[Input]
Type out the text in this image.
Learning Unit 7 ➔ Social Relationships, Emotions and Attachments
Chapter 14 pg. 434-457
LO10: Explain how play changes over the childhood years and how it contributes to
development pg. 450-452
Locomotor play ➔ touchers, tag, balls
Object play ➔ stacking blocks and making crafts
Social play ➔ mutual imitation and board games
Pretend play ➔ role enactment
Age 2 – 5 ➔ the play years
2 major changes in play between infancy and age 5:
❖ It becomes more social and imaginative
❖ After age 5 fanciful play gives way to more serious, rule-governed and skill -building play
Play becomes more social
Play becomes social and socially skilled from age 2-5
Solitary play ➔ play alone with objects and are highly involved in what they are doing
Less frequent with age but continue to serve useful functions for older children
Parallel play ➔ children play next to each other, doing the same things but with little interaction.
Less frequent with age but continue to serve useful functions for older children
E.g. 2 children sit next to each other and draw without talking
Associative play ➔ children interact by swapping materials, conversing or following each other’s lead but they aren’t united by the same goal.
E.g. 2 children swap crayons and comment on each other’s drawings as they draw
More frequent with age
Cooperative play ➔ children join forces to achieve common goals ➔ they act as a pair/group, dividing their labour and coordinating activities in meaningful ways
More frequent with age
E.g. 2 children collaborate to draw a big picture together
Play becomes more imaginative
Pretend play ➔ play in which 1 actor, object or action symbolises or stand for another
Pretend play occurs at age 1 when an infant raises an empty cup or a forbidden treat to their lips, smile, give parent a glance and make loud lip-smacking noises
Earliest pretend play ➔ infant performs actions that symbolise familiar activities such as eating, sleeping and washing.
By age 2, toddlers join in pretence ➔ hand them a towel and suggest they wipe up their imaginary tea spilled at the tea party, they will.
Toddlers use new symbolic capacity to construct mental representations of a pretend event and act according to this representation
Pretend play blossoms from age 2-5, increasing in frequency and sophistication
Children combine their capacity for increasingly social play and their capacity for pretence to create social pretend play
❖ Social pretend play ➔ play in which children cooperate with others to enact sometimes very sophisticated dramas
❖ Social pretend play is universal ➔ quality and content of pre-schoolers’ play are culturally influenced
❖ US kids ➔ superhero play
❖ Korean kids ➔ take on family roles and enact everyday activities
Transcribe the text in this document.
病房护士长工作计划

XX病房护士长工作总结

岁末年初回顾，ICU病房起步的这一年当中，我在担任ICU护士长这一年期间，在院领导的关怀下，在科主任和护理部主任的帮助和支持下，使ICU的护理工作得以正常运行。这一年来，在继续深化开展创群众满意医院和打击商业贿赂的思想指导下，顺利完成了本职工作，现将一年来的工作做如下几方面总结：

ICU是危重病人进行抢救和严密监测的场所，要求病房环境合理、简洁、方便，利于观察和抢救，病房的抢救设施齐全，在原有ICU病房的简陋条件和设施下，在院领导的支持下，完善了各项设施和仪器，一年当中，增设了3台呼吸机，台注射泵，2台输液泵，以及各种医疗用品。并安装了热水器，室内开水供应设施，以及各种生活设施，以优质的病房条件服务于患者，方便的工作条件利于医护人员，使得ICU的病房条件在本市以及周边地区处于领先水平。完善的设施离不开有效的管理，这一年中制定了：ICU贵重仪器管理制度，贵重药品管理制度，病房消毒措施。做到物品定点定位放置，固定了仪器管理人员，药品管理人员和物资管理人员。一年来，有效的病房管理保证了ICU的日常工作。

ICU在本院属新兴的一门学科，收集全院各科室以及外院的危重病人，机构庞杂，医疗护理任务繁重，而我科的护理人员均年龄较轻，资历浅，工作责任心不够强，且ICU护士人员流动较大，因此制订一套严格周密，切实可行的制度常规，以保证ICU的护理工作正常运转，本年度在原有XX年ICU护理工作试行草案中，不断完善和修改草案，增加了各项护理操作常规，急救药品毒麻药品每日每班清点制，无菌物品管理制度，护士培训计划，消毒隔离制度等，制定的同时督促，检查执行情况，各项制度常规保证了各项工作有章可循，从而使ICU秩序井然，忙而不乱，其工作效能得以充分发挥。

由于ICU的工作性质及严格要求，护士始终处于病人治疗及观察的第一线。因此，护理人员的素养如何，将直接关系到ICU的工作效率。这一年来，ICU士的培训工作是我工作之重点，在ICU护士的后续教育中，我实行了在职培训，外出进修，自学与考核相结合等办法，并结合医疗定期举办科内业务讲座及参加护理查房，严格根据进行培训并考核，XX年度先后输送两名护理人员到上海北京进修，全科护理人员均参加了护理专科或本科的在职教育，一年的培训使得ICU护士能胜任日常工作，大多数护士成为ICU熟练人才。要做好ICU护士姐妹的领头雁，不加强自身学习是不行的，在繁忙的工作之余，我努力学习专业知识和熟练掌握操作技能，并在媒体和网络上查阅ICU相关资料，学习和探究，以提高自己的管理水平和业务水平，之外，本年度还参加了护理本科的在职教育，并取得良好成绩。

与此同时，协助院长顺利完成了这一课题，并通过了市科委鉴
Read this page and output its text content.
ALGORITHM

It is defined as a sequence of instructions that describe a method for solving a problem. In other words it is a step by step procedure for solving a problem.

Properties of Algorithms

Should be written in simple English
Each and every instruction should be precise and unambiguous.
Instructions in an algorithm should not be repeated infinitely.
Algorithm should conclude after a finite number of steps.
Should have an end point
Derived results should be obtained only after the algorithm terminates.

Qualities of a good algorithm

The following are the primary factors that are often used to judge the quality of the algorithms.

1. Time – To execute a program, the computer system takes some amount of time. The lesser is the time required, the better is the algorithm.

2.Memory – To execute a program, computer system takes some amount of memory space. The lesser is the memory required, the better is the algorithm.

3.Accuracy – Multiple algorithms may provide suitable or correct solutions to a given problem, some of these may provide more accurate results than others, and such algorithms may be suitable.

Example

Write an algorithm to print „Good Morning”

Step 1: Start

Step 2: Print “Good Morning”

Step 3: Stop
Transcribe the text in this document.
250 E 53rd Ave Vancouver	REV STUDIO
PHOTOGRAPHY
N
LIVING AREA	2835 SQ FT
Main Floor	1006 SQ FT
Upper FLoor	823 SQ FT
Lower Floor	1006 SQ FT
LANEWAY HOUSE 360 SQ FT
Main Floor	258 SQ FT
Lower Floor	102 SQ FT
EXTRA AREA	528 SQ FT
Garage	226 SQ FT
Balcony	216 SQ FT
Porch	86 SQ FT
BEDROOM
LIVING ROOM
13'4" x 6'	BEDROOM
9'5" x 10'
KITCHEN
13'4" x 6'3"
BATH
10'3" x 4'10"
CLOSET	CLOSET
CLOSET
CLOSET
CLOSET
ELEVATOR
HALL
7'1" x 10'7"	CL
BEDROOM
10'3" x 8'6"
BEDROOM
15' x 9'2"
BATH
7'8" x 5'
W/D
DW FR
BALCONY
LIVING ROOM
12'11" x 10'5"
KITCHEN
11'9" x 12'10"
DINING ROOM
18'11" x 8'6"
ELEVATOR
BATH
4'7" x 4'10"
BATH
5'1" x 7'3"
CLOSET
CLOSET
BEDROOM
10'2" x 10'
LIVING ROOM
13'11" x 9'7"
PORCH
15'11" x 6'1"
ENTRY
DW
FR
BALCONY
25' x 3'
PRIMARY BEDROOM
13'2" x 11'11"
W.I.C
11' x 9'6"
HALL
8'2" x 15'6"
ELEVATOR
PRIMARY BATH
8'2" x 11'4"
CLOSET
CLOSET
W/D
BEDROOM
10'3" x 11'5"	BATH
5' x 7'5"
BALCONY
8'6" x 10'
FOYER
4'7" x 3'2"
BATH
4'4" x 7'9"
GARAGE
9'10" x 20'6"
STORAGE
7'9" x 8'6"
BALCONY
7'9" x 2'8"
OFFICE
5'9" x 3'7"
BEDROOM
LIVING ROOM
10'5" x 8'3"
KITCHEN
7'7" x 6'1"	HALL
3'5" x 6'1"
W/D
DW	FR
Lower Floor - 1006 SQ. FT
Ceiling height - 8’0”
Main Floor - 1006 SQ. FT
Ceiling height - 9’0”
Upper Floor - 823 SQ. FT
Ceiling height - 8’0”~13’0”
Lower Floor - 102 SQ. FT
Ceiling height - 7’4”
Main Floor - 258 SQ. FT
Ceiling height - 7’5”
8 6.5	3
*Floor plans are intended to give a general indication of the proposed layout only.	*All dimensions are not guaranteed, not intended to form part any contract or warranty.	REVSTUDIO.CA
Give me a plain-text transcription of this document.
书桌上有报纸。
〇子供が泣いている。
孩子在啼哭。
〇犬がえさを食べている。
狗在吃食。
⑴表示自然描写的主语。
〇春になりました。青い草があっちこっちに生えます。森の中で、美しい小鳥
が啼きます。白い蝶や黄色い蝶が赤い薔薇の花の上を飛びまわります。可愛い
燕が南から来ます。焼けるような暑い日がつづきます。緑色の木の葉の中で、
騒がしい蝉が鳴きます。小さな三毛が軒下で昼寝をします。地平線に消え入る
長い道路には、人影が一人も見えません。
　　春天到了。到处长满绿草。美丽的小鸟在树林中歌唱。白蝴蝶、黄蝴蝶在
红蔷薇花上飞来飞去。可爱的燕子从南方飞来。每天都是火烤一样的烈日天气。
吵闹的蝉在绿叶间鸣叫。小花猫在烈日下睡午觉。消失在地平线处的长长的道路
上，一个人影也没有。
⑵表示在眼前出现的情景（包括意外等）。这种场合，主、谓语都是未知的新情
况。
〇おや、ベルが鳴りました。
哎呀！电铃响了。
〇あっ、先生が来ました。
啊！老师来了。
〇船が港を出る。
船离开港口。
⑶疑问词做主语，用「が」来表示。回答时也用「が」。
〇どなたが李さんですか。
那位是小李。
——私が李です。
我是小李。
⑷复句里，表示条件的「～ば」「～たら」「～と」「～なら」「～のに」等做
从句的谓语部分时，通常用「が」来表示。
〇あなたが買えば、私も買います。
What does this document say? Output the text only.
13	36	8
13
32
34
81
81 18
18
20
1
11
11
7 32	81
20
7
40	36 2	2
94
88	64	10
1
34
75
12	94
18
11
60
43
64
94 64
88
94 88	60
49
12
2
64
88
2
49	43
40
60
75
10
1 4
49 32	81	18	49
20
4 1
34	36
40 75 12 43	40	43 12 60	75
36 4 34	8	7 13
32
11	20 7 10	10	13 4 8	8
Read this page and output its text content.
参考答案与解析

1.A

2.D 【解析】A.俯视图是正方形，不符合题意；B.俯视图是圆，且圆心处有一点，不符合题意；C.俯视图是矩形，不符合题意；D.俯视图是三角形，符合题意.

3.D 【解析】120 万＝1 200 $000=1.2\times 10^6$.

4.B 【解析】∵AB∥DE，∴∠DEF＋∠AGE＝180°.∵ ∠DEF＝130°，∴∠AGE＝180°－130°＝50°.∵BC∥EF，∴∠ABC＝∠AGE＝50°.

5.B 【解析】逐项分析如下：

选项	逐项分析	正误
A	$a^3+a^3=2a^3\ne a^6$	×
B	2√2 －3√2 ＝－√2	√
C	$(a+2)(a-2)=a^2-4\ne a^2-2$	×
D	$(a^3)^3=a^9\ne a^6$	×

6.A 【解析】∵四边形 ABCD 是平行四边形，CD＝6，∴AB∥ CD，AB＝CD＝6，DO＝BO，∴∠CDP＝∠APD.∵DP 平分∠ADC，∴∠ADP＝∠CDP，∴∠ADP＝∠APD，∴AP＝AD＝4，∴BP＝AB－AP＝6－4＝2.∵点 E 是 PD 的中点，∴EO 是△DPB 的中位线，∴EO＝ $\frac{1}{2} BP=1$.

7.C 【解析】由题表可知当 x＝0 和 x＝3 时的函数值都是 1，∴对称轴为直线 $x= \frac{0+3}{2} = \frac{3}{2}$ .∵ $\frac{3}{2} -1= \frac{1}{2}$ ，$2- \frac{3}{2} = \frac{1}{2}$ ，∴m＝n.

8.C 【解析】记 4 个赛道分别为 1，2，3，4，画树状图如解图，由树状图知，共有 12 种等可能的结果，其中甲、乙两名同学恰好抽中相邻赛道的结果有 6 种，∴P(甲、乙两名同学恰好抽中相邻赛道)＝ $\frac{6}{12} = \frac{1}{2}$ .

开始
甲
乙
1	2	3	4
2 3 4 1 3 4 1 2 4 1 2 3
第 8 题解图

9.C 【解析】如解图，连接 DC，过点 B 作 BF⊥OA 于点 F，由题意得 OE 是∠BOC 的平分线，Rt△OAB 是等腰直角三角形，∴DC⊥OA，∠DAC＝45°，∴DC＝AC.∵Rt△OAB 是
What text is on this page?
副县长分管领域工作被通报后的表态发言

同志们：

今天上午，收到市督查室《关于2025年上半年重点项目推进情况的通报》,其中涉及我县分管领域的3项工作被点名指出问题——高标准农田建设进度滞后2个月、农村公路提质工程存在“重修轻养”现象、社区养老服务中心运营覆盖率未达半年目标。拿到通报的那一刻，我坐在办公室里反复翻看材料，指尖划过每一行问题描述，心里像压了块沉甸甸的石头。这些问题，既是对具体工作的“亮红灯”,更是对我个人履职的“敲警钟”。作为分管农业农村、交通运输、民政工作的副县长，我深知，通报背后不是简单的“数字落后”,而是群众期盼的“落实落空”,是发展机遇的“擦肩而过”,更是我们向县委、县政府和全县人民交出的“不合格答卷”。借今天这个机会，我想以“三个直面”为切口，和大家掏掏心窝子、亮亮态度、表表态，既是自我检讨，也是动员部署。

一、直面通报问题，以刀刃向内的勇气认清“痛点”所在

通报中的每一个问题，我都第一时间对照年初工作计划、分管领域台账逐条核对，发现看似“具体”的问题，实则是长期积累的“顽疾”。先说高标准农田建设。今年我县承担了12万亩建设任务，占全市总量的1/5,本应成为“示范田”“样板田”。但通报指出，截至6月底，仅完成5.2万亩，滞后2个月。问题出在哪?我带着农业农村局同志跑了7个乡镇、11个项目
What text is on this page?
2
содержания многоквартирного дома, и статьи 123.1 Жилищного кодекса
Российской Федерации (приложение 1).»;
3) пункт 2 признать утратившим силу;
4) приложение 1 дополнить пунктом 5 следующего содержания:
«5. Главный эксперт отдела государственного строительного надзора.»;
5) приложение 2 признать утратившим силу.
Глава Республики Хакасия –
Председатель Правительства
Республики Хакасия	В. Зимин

[Prompt] How many lines of these entries contain "next"? Answer with the number and nothing else.

[Output of the exercise] 2